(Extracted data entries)
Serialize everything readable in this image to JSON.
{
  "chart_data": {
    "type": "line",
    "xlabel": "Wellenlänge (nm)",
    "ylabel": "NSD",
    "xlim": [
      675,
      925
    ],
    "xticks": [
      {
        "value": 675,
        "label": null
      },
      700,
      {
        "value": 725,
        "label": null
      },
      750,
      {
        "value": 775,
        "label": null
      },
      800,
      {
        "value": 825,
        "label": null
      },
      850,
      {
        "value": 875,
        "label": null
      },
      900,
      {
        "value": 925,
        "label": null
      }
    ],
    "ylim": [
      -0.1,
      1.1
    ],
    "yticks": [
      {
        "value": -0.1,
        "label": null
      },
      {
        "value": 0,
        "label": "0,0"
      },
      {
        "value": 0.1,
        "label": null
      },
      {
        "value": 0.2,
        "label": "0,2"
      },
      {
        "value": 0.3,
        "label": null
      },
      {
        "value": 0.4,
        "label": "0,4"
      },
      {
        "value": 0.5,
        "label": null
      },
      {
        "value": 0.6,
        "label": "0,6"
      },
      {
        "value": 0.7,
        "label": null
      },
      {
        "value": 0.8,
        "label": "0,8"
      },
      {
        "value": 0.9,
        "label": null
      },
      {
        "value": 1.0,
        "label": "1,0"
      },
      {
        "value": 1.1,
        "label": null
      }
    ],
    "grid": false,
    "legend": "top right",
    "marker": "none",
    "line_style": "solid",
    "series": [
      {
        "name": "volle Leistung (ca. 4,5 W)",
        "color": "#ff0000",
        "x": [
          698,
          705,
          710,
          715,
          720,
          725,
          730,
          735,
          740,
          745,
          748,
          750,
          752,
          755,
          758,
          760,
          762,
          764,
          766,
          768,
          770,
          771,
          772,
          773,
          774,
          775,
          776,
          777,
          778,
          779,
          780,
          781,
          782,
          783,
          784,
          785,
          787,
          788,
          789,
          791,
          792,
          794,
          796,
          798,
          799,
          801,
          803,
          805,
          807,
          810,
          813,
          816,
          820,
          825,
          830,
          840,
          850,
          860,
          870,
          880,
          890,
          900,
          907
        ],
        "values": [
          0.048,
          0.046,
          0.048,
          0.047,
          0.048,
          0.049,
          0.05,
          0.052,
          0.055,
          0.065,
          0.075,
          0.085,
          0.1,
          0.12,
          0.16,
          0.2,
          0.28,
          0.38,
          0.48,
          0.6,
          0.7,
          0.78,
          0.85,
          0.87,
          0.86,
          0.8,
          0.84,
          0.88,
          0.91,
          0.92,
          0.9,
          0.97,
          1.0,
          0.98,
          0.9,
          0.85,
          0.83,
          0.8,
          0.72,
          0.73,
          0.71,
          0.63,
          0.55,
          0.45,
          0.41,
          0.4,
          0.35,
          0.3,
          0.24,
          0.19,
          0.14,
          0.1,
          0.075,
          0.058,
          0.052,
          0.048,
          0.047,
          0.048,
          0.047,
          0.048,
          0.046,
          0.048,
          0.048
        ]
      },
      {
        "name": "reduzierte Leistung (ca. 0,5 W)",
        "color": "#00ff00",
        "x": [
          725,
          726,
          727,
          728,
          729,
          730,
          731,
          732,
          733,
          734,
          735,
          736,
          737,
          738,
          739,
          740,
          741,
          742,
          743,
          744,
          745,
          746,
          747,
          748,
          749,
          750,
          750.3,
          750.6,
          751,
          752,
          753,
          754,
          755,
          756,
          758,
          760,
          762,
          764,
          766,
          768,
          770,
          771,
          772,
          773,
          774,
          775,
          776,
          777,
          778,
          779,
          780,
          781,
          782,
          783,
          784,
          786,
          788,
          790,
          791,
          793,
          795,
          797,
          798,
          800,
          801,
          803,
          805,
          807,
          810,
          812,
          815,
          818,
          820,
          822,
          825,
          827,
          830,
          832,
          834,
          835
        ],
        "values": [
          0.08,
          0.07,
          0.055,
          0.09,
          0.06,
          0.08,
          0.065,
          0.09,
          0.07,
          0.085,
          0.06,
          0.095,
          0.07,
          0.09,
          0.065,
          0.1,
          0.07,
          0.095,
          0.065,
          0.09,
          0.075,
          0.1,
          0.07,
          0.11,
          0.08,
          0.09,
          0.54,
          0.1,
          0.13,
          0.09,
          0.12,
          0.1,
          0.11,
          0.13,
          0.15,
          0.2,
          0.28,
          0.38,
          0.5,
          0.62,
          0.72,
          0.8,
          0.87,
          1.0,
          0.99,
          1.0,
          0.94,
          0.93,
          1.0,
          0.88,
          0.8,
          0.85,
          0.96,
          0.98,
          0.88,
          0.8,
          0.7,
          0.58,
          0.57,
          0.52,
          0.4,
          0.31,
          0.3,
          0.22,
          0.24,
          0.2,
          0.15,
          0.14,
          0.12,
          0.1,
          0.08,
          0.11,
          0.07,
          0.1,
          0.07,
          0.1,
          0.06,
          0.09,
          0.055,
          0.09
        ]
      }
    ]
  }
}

Given exercise
Using the listing above, pull out all lines that hold the word "Leistung".

Finished answer
        "name": "volle Leistung (ca. 4,5 W)",
        "name": "reduzierte Leistung (ca. 0,5 W)",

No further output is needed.